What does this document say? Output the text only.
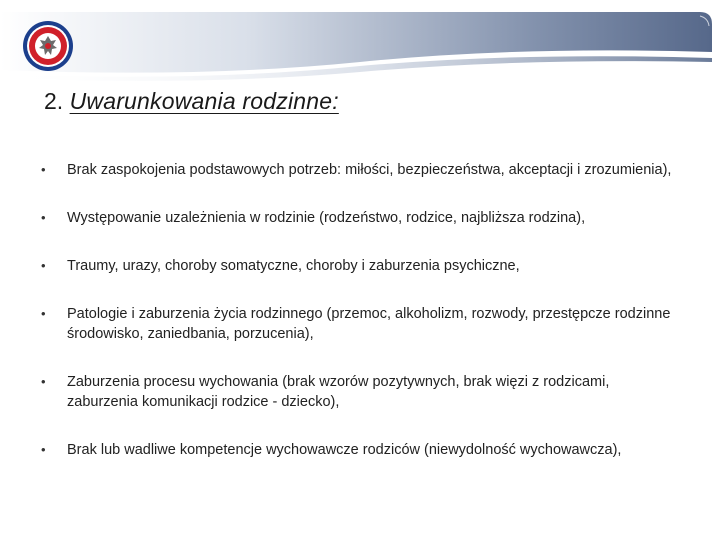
2. Uwarunkowania rodzinne:
• Brak zaspokojenia podstawowych potrzeb: miłości, bezpieczeństwa, akceptacji i zrozumienia),
• Występowanie uzależnienia w rodzinie (rodzeństwo, rodzice, najbliższa rodzina),
• Traumy, urazy, choroby somatyczne, choroby i zaburzenia psychiczne,
• Patologie i zaburzenia życia rodzinnego (przemoc, alkoholizm, rozwody, przestępcze rodzinne środowisko, zaniedbania, porzucenia),
• Zaburzenia procesu wychowania (brak wzorów pozytywnych, brak więzi z rodzicami, zaburzenia komunikacji rodzice - dziecko),
• Brak lub wadliwe kompetencje wychowawcze rodziców (niewydolność wychowawcza),
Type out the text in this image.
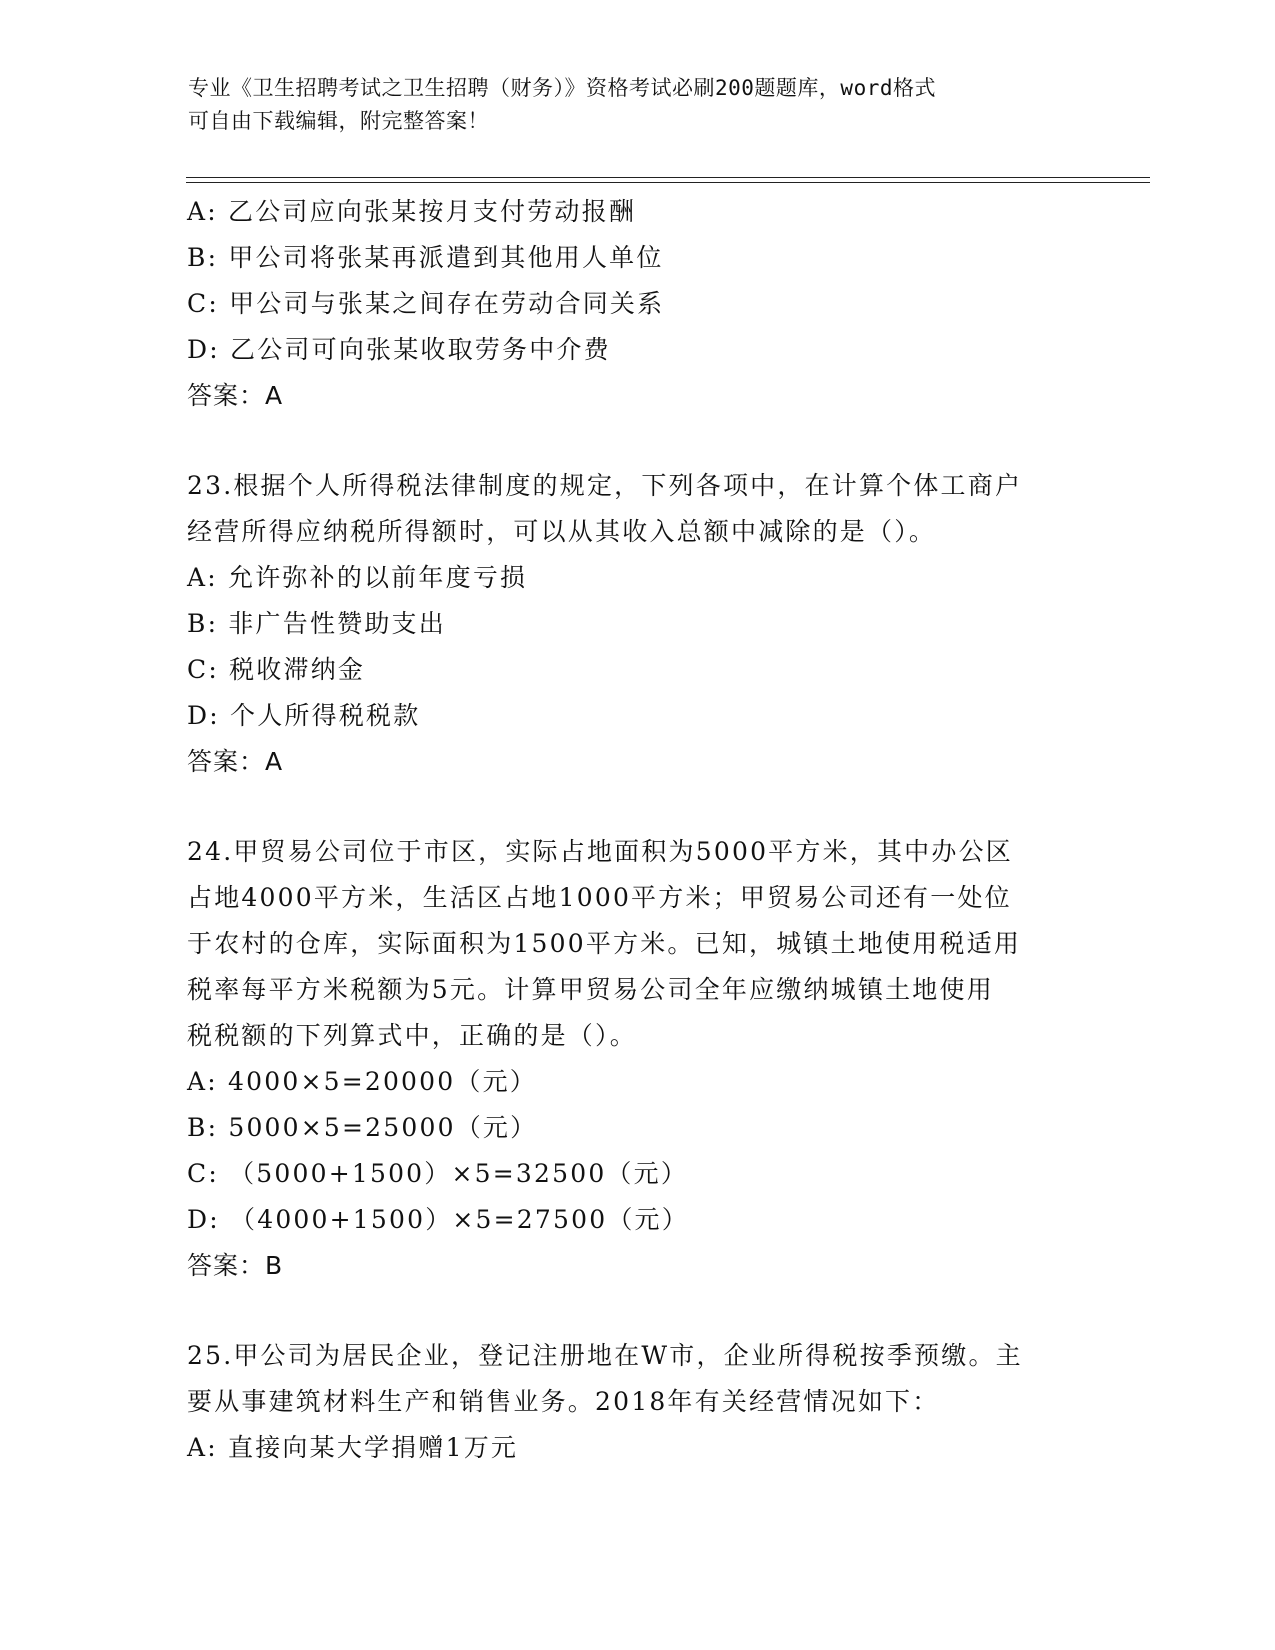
专业《卫生招聘考试之卫生招聘（财务）》资格考试必刷200题题库，word格式
可自由下载编辑，附完整答案！
A: 乙公司应向张某按月支付劳动报酬
B: 甲公司将张某再派遣到其他用人单位
C: 甲公司与张某之间存在劳动合同关系
D: 乙公司可向张某收取劳务中介费
答案：A
23.根据个人所得税法律制度的规定，下列各项中，在计算个体工商户
经营所得应纳税所得额时，可以从其收入总额中减除的是（）。
A: 允许弥补的以前年度亏损
B: 非广告性赞助支出
C: 税收滞纳金
D: 个人所得税税款
答案：A
24.甲贸易公司位于市区，实际占地面积为5000平方米，其中办公区
占地4000平方米，生活区占地1000平方米；甲贸易公司还有一处位
于农村的仓库，实际面积为1500平方米。已知，城镇土地使用税适用
税率每平方米税额为5元。计算甲贸易公司全年应缴纳城镇土地使用
税税额的下列算式中，正确的是（）。
A: 4000×5=20000（元）
B: 5000×5=25000（元）
C: （5000+1500）×5=32500（元）
D: （4000+1500）×5=27500（元）
答案：B
25.甲公司为居民企业，登记注册地在W市，企业所得税按季预缴。主
要从事建筑材料生产和销售业务。2018年有关经营情况如下：
A: 直接向某大学捐赠1万元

○ ○ ○

## EXERCISE DIRECTIONS:
Copy all the entries word for word. Omit any pictures.

## TASK SOLUTION:
What does this document say? Output the text only.
2. Uwarunkowania rodzinne:
• Brak zaspokojenia podstawowych potrzeb: miłości, bezpieczeństwa, akceptacji i zrozumienia),
• Występowanie uzależnienia w rodzinie (rodzeństwo, rodzice, najbliższa rodzina),
• Traumy, urazy, choroby somatyczne, choroby i zaburzenia psychiczne,
• Patologie i zaburzenia życia rodzinnego (przemoc, alkoholizm, rozwody, przestępcze rodzinne środowisko, zaniedbania, porzucenia),
• Zaburzenia procesu wychowania (brak wzorów pozytywnych, brak więzi z rodzicami, zaburzenia komunikacji rodzice - dziecko),
• Brak lub wadliwe kompetencje wychowawcze rodziców (niewydolność wychowawcza),
Type out the text in this image.
专业《卫生招聘考试之卫生招聘（财务）》资格考试必刷200题题库，word格式
可自由下载编辑，附完整答案！
A: 乙公司应向张某按月支付劳动报酬
B: 甲公司将张某再派遣到其他用人单位
C: 甲公司与张某之间存在劳动合同关系
D: 乙公司可向张某收取劳务中介费
答案：A
23.根据个人所得税法律制度的规定，下列各项中，在计算个体工商户
经营所得应纳税所得额时，可以从其收入总额中减除的是（）。
A: 允许弥补的以前年度亏损
B: 非广告性赞助支出
C: 税收滞纳金
D: 个人所得税税款
答案：A
24.甲贸易公司位于市区，实际占地面积为5000平方米，其中办公区
占地4000平方米，生活区占地1000平方米；甲贸易公司还有一处位
于农村的仓库，实际面积为1500平方米。已知，城镇土地使用税适用
税率每平方米税额为5元。计算甲贸易公司全年应缴纳城镇土地使用
税税额的下列算式中，正确的是（）。
A: 4000×5=20000（元）
B: 5000×5=25000（元）
C: （5000+1500）×5=32500（元）
D: （4000+1500）×5=27500（元）
答案：B
25.甲公司为居民企业，登记注册地在W市，企业所得税按季预缴。主
要从事建筑材料生产和销售业务。2018年有关经营情况如下：
A: 直接向某大学捐赠1万元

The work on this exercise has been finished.